» AIM
Only a number is wanted. Count the lines holding the string "frac".

(Stored items)
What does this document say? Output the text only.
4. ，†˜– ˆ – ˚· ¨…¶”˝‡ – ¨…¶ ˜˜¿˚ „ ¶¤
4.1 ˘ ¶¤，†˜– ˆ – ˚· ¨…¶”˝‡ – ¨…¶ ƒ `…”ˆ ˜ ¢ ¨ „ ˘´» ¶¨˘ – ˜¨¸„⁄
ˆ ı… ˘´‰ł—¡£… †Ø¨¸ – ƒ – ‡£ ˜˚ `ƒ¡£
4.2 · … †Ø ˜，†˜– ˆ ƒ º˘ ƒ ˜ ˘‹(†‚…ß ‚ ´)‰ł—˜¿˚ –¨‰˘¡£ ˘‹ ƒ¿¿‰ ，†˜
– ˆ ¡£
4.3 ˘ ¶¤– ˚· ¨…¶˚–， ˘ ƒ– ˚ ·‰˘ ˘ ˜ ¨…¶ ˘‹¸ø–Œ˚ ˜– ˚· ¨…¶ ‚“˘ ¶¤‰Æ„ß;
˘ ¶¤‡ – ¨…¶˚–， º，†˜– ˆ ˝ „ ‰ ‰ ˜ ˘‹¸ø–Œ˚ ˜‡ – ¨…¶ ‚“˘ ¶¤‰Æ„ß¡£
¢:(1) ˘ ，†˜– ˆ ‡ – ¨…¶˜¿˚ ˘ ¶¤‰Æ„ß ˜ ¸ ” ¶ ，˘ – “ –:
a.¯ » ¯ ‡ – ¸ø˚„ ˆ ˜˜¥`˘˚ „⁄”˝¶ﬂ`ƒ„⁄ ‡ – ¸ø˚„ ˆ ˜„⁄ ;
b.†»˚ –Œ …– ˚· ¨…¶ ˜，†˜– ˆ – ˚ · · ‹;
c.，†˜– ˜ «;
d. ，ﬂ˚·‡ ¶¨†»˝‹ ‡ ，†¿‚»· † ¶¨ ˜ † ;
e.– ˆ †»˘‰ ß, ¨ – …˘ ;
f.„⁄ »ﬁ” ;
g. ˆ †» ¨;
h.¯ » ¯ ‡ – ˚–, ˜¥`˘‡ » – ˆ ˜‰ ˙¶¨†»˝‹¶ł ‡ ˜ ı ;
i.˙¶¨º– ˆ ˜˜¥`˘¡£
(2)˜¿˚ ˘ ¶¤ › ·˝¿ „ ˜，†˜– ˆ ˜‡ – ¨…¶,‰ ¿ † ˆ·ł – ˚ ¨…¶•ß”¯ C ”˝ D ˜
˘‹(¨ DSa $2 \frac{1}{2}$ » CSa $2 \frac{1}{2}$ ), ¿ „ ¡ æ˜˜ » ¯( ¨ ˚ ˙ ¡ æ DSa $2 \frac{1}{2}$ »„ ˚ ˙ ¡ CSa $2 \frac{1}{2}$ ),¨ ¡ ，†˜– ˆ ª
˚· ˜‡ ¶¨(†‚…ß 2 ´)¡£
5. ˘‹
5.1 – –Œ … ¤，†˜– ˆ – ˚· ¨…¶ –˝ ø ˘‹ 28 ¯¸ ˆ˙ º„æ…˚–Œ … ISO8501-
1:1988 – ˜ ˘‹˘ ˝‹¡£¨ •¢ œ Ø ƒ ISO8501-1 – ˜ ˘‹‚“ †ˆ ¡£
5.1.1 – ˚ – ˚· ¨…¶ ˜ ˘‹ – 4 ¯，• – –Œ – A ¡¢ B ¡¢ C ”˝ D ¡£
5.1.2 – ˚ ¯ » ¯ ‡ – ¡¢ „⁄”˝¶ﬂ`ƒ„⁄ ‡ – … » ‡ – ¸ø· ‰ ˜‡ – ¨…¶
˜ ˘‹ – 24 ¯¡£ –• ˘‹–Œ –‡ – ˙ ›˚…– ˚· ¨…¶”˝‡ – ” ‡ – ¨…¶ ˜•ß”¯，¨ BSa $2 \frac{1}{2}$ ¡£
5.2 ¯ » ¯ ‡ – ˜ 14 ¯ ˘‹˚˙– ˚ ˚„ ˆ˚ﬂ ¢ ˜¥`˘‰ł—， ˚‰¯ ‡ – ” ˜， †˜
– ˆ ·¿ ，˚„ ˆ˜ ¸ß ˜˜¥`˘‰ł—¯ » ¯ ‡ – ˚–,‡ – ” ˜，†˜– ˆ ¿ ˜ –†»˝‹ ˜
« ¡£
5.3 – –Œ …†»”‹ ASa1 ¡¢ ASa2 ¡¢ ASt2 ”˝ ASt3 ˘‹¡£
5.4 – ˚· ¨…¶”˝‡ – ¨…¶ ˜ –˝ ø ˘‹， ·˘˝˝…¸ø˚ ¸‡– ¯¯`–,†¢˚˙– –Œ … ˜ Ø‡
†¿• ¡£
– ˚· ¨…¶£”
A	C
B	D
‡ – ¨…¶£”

» OUTPUT OF THE EXERCISE
2